Start of AVAILABLE DATA

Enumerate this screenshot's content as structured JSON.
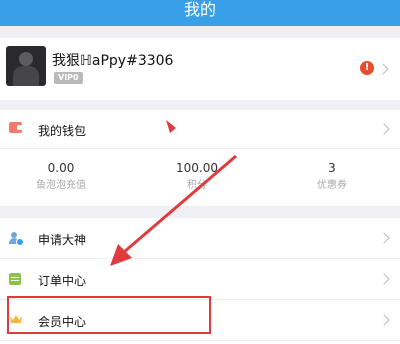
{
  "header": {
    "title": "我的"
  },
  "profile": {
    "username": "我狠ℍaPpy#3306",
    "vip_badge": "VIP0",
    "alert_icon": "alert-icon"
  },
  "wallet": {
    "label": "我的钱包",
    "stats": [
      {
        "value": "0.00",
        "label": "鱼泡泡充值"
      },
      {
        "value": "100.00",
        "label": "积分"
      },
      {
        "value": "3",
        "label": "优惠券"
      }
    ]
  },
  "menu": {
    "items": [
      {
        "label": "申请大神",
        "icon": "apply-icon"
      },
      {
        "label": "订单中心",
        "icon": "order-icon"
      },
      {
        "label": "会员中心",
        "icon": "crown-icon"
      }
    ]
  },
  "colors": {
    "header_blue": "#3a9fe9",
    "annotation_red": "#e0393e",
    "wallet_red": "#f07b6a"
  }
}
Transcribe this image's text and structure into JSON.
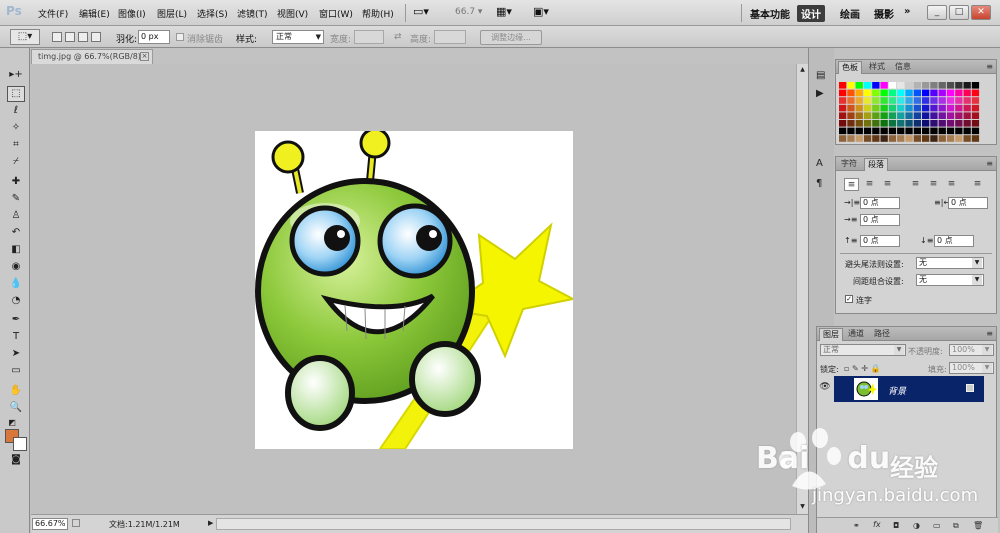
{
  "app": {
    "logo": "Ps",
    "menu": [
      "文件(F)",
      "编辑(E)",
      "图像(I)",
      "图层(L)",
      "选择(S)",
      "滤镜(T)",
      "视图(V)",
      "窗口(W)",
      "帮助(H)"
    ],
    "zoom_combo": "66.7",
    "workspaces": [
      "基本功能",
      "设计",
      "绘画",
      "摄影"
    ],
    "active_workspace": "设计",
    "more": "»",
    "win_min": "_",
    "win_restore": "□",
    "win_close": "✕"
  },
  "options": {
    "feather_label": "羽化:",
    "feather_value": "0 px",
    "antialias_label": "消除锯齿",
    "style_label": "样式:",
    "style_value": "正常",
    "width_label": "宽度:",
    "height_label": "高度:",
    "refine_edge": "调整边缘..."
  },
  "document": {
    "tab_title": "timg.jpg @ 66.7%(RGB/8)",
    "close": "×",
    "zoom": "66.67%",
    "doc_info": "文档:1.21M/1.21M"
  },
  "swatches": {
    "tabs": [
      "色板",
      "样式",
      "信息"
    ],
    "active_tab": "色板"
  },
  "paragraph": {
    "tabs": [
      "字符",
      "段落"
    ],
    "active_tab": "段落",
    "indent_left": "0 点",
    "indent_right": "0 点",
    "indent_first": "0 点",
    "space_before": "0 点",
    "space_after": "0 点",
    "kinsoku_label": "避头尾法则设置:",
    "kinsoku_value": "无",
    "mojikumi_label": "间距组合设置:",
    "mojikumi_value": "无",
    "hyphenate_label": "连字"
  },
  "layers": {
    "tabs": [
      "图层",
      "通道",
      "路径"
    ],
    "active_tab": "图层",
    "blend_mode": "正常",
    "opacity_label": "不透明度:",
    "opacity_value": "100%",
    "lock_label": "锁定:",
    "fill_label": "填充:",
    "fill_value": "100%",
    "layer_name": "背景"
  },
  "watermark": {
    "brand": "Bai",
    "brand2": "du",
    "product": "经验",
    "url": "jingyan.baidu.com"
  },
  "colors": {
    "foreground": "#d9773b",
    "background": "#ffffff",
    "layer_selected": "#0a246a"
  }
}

End of AVAILABLE DATA

WHAT NEEDS TO BE DONE - What is the number of lines in the records that contain the string "icon"? Give only that number.

IN RESPONSE - 4